[Records that describe figures]
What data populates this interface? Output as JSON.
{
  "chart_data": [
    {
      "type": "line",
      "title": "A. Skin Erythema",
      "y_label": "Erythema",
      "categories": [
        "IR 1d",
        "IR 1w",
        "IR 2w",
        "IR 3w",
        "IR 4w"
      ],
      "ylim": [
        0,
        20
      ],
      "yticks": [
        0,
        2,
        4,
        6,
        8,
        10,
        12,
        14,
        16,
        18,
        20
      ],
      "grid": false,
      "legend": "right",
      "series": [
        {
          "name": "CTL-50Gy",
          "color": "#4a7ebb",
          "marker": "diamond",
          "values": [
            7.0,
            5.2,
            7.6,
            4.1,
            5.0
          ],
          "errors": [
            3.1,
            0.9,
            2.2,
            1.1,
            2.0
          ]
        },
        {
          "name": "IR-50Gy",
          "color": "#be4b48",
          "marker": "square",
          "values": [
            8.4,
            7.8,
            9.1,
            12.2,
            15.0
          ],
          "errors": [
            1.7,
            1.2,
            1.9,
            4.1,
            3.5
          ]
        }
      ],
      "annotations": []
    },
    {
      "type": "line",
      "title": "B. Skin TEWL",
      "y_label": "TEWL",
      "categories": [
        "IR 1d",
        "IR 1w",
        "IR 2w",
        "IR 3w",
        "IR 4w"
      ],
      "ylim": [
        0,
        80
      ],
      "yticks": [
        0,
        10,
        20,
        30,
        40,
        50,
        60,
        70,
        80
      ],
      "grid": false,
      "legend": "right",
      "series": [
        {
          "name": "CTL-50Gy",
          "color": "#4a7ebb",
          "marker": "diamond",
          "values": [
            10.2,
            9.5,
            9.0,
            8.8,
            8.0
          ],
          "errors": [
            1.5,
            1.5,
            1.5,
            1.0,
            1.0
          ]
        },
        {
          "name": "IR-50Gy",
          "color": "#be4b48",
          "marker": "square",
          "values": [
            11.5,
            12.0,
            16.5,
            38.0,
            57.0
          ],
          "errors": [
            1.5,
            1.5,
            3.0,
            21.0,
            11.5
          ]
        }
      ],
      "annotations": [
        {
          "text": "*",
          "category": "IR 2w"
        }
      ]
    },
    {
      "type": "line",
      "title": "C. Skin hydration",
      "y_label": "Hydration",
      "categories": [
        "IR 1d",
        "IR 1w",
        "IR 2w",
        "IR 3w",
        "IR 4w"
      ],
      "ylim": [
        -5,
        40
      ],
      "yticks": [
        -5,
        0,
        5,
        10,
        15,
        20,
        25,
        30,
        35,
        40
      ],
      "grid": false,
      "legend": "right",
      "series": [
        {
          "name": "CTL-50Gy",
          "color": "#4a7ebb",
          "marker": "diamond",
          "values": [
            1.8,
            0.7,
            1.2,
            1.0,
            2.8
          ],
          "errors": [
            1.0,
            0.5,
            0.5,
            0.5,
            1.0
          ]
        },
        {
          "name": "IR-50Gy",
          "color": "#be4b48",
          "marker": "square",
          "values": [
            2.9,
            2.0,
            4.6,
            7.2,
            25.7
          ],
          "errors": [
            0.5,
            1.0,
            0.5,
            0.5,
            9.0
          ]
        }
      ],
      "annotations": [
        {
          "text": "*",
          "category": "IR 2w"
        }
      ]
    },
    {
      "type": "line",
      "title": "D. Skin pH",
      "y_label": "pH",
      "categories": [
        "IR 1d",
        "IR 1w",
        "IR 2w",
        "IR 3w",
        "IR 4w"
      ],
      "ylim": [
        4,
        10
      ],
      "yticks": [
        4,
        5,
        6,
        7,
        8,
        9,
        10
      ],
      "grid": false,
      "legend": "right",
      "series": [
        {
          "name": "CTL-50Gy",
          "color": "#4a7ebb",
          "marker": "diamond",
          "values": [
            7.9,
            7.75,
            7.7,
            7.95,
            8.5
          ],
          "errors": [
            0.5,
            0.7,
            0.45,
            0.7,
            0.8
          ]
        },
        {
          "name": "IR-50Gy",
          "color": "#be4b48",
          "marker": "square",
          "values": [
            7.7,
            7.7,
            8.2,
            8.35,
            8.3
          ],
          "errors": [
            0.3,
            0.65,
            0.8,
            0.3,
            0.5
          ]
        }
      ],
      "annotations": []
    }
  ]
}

WHAT IS EXPECTED >>
Reproduce all of the data exactly as given.

RESULT OF THE TASK >>
What data populates this interface? Output as JSON.
{
  "chart_data": [
    {
      "type": "line",
      "title": "A. Skin Erythema",
      "y_label": "Erythema",
      "categories": [
        "IR 1d",
        "IR 1w",
        "IR 2w",
        "IR 3w",
        "IR 4w"
      ],
      "ylim": [
        0,
        20
      ],
      "yticks": [
        0,
        2,
        4,
        6,
        8,
        10,
        12,
        14,
        16,
        18,
        20
      ],
      "grid": false,
      "legend": "right",
      "series": [
        {
          "name": "CTL-50Gy",
          "color": "#4a7ebb",
          "marker": "diamond",
          "values": [
            7.0,
            5.2,
            7.6,
            4.1,
            5.0
          ],
          "errors": [
            3.1,
            0.9,
            2.2,
            1.1,
            2.0
          ]
        },
        {
          "name": "IR-50Gy",
          "color": "#be4b48",
          "marker": "square",
          "values": [
            8.4,
            7.8,
            9.1,
            12.2,
            15.0
          ],
          "errors": [
            1.7,
            1.2,
            1.9,
            4.1,
            3.5
          ]
        }
      ],
      "annotations": []
    },
    {
      "type": "line",
      "title": "B. Skin TEWL",
      "y_label": "TEWL",
      "categories": [
        "IR 1d",
        "IR 1w",
        "IR 2w",
        "IR 3w",
        "IR 4w"
      ],
      "ylim": [
        0,
        80
      ],
      "yticks": [
        0,
        10,
        20,
        30,
        40,
        50,
        60,
        70,
        80
      ],
      "grid": false,
      "legend": "right",
      "series": [
        {
          "name": "CTL-50Gy",
          "color": "#4a7ebb",
          "marker": "diamond",
          "values": [
            10.2,
            9.5,
            9.0,
            8.8,
            8.0
          ],
          "errors": [
            1.5,
            1.5,
            1.5,
            1.0,
            1.0
          ]
        },
        {
          "name": "IR-50Gy",
          "color": "#be4b48",
          "marker": "square",
          "values": [
            11.5,
            12.0,
            16.5,
            38.0,
            57.0
          ],
          "errors": [
            1.5,
            1.5,
            3.0,
            21.0,
            11.5
          ]
        }
      ],
      "annotations": [
        {
          "text": "*",
          "category": "IR 2w"
        }
      ]
    },
    {
      "type": "line",
      "title": "C. Skin hydration",
      "y_label": "Hydration",
      "categories": [
        "IR 1d",
        "IR 1w",
        "IR 2w",
        "IR 3w",
        "IR 4w"
      ],
      "ylim": [
        -5,
        40
      ],
      "yticks": [
        -5,
        0,
        5,
        10,
        15,
        20,
        25,
        30,
        35,
        40
      ],
      "grid": false,
      "legend": "right",
      "series": [
        {
          "name": "CTL-50Gy",
          "color": "#4a7ebb",
          "marker": "diamond",
          "values": [
            1.8,
            0.7,
            1.2,
            1.0,
            2.8
          ],
          "errors": [
            1.0,
            0.5,
            0.5,
            0.5,
            1.0
          ]
        },
        {
          "name": "IR-50Gy",
          "color": "#be4b48",
          "marker": "square",
          "values": [
            2.9,
            2.0,
            4.6,
            7.2,
            25.7
          ],
          "errors": [
            0.5,
            1.0,
            0.5,
            0.5,
            9.0
          ]
        }
      ],
      "annotations": [
        {
          "text": "*",
          "category": "IR 2w"
        }
      ]
    },
    {
      "type": "line",
      "title": "D. Skin pH",
      "y_label": "pH",
      "categories": [
        "IR 1d",
        "IR 1w",
        "IR 2w",
        "IR 3w",
        "IR 4w"
      ],
      "ylim": [
        4,
        10
      ],
      "yticks": [
        4,
        5,
        6,
        7,
        8,
        9,
        10
      ],
      "grid": false,
      "legend": "right",
      "series": [
        {
          "name": "CTL-50Gy",
          "color": "#4a7ebb",
          "marker": "diamond",
          "values": [
            7.9,
            7.75,
            7.7,
            7.95,
            8.5
          ],
          "errors": [
            0.5,
            0.7,
            0.45,
            0.7,
            0.8
          ]
        },
        {
          "name": "IR-50Gy",
          "color": "#be4b48",
          "marker": "square",
          "values": [
            7.7,
            7.7,
            8.2,
            8.35,
            8.3
          ],
          "errors": [
            0.3,
            0.65,
            0.8,
            0.3,
            0.5
          ]
        }
      ],
      "annotations": []
    }
  ]
}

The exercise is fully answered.